- **Activities**:
(1) In the heart failure overview, what ejection fraction range defines heart failure with mildly reduced ejection fraction?
(2) For each statement, say whether it agrees with the heart failure overview, and quote the words from the overview that decide it: (a) Cardiac output equals stroke volume times heart rate. (b) A low ejection fraction always causes symptoms. (c) Preserved ejection fraction means an ejection fraction of 50% or higher.
(3) Repeat word for word the part of the heart failure overview starting with "Heart failure is impaired" and going on through "and vascular dysfunction.".

- **Selected excerpt**:
Heart failure is impaired myocardial contractility (systolic dysfunction) or relaxation (diastolic dysfunction) causing inadequate cardiac output. Neurohormonal compensation—sympathetic activation, RAAS, natriuretic peptides—initially maintains perfusion but eventually worsens remodeling.
Use ejection fraction (EF) to classify: reduced EF (HFrEF, EF <40%), mildly reduced (HFmrEF, EF 40-49%), preserved (HFpEF, EF ≥50%). Understand diastolic dysfunction as impaired filling despite normal contractility.
Low ejection fraction does not always cause symptoms—many patients are asymptomatic. HFpEF is not simply 'diastolic heart failure'; it involves complex interplay of stiffness, chronotropic incompetence, and vascular dysfunction.
Heart failure is best understood by returning to the fundamentals of cardiac output you studied as a prerequisite. Cardiac output equals stroke volume times heart rate. Stroke volume itself depends on three variables: preload (ventricular filling), afterload (resistance the ventricle pumps against), and contractility (the intrinsic force of myocardial contraction). Heart failure occurs when these variables are so disrupted that the heart cannot maintain output sufficient for metabolic demands—or can only do so at the cost of abnormally elevated filling pressures.

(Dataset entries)
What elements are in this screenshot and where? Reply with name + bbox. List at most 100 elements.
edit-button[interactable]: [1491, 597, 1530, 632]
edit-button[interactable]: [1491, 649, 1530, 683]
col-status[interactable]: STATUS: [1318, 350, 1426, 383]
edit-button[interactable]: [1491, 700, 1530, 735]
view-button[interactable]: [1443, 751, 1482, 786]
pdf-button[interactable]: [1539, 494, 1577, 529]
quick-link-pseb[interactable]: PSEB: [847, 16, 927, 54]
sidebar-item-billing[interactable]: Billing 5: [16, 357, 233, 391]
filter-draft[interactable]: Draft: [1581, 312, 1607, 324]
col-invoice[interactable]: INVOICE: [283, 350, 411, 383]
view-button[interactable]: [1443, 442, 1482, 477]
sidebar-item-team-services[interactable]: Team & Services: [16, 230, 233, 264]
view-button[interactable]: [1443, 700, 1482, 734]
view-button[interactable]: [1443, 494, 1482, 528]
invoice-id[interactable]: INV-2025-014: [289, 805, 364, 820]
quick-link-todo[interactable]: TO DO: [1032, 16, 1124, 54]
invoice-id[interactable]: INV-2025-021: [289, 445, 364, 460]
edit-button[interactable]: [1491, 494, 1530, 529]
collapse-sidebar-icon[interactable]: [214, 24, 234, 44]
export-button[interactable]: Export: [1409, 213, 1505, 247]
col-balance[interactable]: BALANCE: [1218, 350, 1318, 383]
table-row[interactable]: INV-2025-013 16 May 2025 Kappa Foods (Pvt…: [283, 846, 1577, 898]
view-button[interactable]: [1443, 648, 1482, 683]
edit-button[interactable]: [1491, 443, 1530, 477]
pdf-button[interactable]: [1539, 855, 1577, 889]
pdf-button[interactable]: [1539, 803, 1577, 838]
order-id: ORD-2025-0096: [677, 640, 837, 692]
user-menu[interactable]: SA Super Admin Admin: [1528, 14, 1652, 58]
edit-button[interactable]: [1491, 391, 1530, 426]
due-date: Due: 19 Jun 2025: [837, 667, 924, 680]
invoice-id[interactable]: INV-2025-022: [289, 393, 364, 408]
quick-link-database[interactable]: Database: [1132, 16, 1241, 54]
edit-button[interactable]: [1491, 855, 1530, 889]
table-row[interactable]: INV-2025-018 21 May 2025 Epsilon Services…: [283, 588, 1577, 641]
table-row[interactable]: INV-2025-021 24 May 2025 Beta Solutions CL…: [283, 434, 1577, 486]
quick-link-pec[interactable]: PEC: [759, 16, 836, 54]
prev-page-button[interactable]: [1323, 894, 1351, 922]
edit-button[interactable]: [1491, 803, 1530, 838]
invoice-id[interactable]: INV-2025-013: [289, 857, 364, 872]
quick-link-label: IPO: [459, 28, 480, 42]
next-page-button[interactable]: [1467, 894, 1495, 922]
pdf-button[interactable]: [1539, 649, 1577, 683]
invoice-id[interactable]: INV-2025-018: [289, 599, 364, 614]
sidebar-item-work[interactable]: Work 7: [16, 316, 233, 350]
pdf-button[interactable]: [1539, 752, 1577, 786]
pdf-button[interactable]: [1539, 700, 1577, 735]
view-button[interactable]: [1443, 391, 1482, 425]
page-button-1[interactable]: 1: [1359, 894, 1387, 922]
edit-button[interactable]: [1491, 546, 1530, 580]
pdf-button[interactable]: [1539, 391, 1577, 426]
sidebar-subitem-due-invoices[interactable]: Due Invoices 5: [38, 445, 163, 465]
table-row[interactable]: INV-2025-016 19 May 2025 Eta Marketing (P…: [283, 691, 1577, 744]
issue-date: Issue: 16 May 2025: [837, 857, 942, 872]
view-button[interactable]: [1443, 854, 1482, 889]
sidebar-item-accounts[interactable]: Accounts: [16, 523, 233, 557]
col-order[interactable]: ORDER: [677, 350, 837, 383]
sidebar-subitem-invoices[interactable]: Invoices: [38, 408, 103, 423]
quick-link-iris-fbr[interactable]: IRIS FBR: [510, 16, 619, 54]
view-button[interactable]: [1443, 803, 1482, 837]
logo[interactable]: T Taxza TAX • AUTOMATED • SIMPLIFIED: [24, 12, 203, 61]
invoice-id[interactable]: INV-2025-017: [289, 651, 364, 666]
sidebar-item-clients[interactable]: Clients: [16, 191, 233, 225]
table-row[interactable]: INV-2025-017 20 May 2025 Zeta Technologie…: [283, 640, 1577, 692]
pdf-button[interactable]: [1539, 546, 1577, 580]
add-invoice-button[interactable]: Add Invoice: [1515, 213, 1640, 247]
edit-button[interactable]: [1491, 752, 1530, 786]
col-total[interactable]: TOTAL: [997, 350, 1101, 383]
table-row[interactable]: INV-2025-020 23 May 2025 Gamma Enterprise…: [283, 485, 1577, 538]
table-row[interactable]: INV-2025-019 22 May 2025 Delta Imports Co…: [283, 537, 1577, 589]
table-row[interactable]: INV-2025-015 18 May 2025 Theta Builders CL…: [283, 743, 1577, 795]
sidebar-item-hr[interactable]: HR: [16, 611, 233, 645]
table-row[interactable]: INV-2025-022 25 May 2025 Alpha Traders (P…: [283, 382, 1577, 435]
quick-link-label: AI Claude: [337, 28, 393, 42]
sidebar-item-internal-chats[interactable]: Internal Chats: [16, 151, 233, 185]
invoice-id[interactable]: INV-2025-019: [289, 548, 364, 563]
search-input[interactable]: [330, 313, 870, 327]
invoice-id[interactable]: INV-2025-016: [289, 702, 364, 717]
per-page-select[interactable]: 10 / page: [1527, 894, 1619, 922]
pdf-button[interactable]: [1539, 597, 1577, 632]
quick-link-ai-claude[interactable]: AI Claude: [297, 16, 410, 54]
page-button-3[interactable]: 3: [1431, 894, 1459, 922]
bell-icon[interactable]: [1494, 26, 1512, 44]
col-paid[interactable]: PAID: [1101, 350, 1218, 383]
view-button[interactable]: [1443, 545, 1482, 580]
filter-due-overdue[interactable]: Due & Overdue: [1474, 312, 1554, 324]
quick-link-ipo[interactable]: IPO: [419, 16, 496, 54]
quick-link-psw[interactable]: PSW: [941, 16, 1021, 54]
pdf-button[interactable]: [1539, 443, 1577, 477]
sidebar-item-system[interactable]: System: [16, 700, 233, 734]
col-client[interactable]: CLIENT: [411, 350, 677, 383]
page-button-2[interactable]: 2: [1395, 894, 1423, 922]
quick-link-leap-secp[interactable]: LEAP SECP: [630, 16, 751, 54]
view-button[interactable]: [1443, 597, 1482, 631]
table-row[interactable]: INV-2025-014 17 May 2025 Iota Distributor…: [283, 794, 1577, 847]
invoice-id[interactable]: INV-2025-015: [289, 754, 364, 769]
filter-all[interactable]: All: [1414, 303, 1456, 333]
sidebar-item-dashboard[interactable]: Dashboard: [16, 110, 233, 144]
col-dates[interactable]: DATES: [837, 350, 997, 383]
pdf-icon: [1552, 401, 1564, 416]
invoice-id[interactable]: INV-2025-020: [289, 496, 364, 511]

- **Answers to the tasks**:
(1) An ejection fraction of 40-49%.

(2)
(a) Yes: "Cardiac output equals stroke volume times heart rate."
(b) No: "Low ejection fraction does not always cause symptoms—many patients are asymptomatic."
(c) Yes: "preserved (HFpEF, EF ≥50%)"

(3)
Heart failure is impaired myocardial contractility (systolic dysfunction) or relaxation (diastolic dysfunction) causing inadequate cardiac output. Neurohormonal compensation—sympathetic activation, RAAS, natriuretic peptides—initially maintains perfusion but eventually worsens remodeling.
Use ejection fraction (EF) to classify: reduced EF (HFrEF, EF <40%), mildly reduced (HFmrEF, EF 40-49%), preserved (HFpEF, EF ≥50%). Understand diastolic dysfunction as impaired filling despite normal contractility.
Low ejection fraction does not always cause symptoms—many patients are asymptomatic. HFpEF is not simply 'diastolic heart failure'; it involves complex interplay of stiffness, chronotropic incompetence, and vascular dysfunction.